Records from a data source
((

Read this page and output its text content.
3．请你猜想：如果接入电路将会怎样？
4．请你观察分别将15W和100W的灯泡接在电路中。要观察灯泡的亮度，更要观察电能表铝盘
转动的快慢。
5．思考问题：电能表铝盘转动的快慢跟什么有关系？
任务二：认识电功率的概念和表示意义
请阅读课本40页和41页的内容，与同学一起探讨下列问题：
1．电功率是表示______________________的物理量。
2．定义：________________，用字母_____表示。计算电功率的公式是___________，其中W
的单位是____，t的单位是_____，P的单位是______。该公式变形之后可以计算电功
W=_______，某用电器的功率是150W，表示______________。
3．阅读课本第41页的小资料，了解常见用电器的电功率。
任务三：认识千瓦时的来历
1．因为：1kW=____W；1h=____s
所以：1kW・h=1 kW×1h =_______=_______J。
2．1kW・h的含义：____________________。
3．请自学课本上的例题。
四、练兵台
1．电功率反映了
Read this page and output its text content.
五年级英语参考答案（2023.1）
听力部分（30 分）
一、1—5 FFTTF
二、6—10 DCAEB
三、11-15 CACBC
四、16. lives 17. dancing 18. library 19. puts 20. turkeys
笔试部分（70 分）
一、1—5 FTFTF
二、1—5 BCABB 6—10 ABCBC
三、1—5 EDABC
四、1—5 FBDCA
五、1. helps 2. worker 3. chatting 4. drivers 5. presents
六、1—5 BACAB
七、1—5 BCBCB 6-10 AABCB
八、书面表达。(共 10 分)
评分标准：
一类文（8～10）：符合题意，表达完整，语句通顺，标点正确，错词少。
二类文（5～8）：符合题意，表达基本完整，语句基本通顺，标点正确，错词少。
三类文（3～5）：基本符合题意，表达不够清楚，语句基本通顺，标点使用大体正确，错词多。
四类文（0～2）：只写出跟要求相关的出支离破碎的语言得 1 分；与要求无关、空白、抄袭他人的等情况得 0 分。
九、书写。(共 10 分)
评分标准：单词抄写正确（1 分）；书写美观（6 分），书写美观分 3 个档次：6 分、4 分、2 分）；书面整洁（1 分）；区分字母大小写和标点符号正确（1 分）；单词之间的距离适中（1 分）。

))

** The exercise **
Repeat the entries exactly, all of them.

** Worked answer **
Read this page and output its text content.
3．请你猜想：如果接入电路将会怎样？
4．请你观察分别将15W和100W的灯泡接在电路中。要观察灯泡的亮度，更要观察电能表铝盘
转动的快慢。
5．思考问题：电能表铝盘转动的快慢跟什么有关系？
任务二：认识电功率的概念和表示意义
请阅读课本40页和41页的内容，与同学一起探讨下列问题：
1．电功率是表示______________________的物理量。
2．定义：________________，用字母_____表示。计算电功率的公式是___________，其中W
的单位是____，t的单位是_____，P的单位是______。该公式变形之后可以计算电功
W=_______，某用电器的功率是150W，表示______________。
3．阅读课本第41页的小资料，了解常见用电器的电功率。
任务三：认识千瓦时的来历
1．因为：1kW=____W；1h=____s
所以：1kW・h=1 kW×1h =_______=_______J。
2．1kW・h的含义：____________________。
3．请自学课本上的例题。
四、练兵台
1．电功率反映了
Read this page and output its text content.
五年级英语参考答案（2023.1）
听力部分（30 分）
一、1—5 FFTTF
二、6—10 DCAEB
三、11-15 CACBC
四、16. lives 17. dancing 18. library 19. puts 20. turkeys
笔试部分（70 分）
一、1—5 FTFTF
二、1—5 BCABB 6—10 ABCBC
三、1—5 EDABC
四、1—5 FBDCA
五、1. helps 2. worker 3. chatting 4. drivers 5. presents
六、1—5 BACAB
七、1—5 BCBCB 6-10 AABCB
八、书面表达。(共 10 分)
评分标准：
一类文（8～10）：符合题意，表达完整，语句通顺，标点正确，错词少。
二类文（5～8）：符合题意，表达基本完整，语句基本通顺，标点正确，错词少。
三类文（3～5）：基本符合题意，表达不够清楚，语句基本通顺，标点使用大体正确，错词多。
四类文（0～2）：只写出跟要求相关的出支离破碎的语言得 1 分；与要求无关、空白、抄袭他人的等情况得 0 分。
九、书写。(共 10 分)
评分标准：单词抄写正确（1 分）；书写美观（6 分），书写美观分 3 个档次：6 分、4 分、2 分）；书面整洁（1 分）；区分字母大小写和标点符号正确（1 分）；单词之间的距离适中（1 分）。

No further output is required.